## What is expected
Read through the records below and copy each line that uses the word "xlabel".

───── Records

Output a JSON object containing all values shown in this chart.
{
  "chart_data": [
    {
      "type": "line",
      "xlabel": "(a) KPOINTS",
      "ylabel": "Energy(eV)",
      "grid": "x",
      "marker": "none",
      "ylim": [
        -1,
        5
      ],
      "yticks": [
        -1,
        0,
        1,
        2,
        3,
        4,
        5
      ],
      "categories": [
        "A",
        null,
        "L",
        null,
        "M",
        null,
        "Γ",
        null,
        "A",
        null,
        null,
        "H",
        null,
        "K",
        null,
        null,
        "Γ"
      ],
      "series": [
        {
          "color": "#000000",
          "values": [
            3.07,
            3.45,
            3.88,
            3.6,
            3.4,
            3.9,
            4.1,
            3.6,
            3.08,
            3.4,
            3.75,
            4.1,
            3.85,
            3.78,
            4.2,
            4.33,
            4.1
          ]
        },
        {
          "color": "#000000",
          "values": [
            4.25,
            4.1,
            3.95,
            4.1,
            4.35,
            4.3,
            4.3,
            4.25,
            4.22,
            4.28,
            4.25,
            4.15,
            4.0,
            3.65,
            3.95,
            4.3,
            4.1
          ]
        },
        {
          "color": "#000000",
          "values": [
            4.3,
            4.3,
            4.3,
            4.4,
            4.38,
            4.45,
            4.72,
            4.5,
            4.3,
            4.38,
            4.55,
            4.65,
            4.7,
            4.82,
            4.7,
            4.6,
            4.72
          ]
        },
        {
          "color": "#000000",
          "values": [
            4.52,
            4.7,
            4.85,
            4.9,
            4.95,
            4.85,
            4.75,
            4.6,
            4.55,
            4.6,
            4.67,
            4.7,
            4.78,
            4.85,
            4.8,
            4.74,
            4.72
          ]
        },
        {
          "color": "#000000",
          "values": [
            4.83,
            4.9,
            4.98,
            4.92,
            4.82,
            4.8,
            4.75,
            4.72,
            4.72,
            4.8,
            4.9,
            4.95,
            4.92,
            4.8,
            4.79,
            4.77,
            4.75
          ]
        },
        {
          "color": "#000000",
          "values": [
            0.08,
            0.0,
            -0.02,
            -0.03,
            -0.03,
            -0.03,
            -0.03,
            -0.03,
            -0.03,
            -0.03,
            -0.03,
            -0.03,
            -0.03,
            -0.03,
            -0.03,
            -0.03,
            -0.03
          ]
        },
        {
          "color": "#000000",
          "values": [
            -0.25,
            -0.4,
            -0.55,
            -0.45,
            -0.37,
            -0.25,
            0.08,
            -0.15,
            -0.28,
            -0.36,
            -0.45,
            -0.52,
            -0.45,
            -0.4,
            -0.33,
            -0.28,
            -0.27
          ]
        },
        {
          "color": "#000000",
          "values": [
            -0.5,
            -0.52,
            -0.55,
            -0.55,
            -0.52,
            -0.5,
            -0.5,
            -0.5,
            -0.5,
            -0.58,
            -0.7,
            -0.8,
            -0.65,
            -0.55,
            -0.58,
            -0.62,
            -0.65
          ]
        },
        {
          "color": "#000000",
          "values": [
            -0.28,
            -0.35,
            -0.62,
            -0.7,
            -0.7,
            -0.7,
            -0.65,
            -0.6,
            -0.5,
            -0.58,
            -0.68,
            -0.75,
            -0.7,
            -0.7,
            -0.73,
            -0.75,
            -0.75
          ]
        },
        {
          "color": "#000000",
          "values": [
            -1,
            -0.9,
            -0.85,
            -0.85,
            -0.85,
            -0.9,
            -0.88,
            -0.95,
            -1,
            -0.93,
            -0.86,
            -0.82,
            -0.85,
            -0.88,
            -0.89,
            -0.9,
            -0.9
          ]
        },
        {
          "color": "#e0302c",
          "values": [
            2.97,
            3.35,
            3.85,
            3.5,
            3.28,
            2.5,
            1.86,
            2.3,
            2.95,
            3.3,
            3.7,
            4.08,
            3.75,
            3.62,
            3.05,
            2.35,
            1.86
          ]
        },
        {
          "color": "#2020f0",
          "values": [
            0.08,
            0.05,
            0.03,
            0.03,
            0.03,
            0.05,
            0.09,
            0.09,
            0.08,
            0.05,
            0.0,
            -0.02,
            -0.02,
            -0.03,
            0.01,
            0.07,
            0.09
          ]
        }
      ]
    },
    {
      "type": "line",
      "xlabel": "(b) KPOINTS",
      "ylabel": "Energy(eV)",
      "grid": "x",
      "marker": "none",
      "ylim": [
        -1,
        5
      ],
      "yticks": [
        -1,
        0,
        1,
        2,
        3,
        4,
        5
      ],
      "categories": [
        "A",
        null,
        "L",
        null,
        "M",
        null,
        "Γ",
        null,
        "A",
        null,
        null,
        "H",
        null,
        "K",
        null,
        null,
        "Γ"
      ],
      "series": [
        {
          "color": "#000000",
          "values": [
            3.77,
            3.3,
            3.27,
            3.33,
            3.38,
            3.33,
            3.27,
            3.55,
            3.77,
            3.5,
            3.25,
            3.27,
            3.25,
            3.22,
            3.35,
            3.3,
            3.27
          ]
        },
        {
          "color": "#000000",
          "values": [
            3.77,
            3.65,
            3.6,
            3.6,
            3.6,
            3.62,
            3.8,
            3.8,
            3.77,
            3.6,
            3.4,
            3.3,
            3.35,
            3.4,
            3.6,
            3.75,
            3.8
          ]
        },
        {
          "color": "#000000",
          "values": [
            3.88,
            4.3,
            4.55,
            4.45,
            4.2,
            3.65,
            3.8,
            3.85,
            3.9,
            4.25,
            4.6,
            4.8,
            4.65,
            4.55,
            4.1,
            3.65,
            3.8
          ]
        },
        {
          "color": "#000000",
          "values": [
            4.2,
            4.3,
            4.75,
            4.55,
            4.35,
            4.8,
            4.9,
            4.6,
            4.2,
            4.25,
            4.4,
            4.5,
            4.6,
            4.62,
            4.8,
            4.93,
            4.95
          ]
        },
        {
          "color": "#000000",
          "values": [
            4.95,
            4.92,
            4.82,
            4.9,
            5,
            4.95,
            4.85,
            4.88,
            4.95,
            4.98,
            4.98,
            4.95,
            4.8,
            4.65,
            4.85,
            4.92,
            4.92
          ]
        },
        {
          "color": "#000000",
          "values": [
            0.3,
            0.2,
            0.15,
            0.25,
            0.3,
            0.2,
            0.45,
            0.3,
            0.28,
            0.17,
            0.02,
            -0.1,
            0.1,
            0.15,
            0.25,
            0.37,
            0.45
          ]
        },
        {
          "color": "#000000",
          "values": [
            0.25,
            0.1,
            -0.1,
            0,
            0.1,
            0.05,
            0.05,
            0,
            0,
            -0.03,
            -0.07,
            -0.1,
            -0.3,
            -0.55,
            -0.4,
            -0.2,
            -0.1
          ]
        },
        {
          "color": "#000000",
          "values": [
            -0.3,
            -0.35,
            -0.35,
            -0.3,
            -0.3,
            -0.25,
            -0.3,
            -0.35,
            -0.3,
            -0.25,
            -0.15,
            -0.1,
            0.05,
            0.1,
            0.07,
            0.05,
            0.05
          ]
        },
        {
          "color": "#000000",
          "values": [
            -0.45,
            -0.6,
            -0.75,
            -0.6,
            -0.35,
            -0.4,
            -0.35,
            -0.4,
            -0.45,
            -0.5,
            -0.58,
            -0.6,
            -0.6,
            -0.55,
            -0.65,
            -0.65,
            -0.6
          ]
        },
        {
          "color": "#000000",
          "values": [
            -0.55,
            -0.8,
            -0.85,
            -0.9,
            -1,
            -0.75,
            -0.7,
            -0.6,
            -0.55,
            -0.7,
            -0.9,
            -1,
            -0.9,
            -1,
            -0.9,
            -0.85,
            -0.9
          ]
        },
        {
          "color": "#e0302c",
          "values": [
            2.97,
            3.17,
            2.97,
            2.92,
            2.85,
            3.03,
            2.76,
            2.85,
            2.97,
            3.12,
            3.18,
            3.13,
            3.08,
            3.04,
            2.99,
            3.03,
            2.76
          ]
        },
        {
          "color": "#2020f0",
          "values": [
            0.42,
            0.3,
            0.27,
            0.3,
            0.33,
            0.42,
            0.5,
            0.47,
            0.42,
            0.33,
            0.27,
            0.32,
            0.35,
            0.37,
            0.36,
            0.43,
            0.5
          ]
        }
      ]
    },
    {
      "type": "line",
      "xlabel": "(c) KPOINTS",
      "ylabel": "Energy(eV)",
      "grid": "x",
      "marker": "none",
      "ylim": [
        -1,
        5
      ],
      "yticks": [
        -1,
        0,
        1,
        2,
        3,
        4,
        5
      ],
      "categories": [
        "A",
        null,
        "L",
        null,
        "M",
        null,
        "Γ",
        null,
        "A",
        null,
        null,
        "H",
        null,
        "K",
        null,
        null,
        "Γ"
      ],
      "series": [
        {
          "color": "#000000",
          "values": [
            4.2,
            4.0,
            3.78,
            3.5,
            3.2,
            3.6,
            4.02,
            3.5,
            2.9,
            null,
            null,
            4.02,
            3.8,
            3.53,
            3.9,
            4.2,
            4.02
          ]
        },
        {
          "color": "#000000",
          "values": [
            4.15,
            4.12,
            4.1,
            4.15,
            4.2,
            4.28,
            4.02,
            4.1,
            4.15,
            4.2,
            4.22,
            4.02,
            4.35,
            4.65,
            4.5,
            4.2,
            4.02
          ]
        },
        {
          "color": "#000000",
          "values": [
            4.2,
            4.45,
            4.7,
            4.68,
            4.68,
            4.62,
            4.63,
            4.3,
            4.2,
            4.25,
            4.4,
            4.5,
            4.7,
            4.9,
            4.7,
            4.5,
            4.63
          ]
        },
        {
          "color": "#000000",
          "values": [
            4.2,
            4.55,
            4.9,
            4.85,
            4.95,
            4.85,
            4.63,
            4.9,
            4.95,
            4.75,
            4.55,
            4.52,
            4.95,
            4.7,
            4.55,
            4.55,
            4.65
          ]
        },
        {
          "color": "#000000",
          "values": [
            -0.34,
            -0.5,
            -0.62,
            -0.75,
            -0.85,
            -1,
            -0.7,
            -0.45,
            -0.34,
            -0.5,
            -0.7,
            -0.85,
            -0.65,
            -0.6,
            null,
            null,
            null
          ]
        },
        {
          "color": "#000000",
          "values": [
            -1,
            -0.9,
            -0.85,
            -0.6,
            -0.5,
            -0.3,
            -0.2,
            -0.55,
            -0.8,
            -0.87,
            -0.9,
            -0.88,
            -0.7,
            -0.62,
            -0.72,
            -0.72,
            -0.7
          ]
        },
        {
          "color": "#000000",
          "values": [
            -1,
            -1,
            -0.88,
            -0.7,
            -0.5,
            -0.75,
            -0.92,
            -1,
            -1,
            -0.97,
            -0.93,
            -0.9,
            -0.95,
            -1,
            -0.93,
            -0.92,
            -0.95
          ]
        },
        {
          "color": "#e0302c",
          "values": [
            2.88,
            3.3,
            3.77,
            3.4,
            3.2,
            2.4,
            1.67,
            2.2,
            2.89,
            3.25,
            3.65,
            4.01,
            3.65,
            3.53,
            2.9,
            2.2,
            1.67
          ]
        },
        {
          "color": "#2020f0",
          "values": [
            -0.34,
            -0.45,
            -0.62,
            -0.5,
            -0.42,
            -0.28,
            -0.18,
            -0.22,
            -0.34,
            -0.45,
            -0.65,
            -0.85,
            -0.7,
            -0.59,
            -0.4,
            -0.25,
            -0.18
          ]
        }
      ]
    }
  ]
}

──────────

## Expected output
      "xlabel": "(a) KPOINTS",
      "xlabel": "(b) KPOINTS",
      "xlabel": "(c) KPOINTS",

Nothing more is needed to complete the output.